Task requirements: Report all lines holding "ffffff".

[Collected data entries]
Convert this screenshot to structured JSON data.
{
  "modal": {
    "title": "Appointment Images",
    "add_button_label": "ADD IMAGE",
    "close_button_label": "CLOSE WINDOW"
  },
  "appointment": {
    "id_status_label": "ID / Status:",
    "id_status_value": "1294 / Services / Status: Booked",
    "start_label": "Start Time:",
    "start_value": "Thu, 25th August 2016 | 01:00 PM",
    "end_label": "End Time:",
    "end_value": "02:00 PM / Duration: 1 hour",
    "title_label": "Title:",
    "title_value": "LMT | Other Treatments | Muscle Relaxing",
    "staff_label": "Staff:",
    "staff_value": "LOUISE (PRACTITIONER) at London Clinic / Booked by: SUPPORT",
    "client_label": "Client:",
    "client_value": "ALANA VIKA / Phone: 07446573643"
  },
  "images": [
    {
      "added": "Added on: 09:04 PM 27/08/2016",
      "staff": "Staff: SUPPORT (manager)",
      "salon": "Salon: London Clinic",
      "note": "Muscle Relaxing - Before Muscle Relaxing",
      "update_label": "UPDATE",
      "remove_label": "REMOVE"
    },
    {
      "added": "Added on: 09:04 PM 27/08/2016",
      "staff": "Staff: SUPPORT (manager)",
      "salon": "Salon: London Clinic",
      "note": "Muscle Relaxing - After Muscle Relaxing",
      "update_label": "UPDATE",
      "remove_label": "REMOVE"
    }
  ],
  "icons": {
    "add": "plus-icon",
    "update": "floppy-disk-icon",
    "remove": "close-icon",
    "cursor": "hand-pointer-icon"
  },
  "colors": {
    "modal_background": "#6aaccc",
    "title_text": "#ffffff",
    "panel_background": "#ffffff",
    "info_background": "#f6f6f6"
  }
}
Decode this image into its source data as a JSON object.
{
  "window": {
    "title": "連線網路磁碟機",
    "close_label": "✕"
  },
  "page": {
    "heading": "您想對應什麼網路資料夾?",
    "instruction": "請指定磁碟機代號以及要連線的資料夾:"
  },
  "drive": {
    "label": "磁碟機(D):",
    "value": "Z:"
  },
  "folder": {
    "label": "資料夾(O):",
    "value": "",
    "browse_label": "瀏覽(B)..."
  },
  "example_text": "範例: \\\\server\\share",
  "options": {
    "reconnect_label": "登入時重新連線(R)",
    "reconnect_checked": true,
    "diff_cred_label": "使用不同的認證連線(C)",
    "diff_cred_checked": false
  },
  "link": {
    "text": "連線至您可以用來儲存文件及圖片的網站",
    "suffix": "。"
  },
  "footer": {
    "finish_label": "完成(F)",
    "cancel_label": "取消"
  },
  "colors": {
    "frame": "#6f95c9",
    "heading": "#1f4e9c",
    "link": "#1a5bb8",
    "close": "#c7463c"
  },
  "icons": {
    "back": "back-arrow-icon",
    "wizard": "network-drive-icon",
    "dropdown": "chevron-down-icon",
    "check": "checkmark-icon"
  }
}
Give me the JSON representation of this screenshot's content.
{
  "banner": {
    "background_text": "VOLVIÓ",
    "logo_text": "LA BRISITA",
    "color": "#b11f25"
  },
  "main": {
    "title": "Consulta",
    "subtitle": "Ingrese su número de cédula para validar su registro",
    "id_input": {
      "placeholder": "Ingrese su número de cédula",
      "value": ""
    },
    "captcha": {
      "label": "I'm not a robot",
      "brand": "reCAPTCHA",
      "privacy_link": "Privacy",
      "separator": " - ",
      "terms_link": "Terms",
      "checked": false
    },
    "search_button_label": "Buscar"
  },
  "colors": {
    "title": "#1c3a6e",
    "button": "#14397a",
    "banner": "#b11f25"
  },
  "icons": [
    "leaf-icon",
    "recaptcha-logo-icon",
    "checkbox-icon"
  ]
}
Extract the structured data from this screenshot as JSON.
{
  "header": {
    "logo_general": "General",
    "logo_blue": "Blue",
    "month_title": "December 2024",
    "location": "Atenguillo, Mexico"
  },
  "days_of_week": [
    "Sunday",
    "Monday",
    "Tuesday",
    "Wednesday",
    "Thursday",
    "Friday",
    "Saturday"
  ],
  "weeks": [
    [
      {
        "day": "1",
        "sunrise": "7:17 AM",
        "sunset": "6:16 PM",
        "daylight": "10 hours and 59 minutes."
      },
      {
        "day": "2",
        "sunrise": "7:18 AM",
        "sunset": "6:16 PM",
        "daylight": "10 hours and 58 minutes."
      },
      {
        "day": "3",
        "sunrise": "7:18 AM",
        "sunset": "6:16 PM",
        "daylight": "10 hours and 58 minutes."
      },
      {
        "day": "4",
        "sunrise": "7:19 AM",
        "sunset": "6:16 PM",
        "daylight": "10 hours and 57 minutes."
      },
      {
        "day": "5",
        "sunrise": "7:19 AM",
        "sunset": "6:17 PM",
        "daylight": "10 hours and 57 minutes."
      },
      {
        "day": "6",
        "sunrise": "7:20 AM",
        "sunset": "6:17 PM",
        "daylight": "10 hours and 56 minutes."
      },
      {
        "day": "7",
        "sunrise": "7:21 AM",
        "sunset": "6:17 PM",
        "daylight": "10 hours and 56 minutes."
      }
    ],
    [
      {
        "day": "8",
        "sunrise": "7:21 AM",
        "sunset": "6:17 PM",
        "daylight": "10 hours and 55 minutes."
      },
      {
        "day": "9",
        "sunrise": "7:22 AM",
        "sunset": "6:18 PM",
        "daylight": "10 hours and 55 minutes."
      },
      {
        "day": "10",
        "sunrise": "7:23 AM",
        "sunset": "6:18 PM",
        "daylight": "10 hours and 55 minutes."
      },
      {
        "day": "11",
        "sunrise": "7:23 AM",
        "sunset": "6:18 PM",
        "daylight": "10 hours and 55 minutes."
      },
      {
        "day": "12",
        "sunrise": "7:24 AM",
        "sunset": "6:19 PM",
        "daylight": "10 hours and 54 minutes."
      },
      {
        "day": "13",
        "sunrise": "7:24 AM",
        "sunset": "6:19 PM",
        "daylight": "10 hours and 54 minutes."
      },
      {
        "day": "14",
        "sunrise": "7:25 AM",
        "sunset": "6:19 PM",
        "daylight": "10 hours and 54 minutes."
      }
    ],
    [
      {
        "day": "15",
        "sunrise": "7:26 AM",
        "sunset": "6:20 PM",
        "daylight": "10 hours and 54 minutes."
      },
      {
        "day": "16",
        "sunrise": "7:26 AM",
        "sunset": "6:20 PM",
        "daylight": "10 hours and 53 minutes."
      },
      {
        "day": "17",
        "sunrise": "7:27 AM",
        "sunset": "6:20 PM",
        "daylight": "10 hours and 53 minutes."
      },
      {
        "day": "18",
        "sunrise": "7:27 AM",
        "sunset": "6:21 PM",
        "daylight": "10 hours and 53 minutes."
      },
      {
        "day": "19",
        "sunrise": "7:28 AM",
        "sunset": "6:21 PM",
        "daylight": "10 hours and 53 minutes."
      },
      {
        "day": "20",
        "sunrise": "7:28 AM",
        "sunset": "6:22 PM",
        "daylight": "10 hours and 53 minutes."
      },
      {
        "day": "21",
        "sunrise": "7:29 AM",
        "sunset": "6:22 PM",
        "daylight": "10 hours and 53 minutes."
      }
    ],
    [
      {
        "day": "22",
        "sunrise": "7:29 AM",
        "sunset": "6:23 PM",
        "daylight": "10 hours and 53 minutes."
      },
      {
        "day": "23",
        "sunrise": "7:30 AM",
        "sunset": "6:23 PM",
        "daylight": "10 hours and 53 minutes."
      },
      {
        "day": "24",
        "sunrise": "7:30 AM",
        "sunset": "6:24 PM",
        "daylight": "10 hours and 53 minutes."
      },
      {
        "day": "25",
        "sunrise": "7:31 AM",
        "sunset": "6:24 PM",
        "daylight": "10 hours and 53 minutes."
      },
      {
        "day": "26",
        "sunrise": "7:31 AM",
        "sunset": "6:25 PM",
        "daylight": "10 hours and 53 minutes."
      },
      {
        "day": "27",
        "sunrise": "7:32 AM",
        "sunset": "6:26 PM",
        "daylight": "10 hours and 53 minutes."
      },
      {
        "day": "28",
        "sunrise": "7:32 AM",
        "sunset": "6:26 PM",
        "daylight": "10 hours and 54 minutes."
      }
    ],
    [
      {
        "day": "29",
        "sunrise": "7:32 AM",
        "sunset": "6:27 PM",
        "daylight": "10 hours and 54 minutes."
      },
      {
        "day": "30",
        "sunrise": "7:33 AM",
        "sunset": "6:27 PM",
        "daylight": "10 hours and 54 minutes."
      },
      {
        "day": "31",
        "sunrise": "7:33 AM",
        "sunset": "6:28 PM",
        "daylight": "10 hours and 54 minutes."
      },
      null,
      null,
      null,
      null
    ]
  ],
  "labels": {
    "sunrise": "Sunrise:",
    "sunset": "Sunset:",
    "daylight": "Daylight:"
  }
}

Problem solution:
    "title_text": "#ffffff",
    "panel_background": "#ffffff",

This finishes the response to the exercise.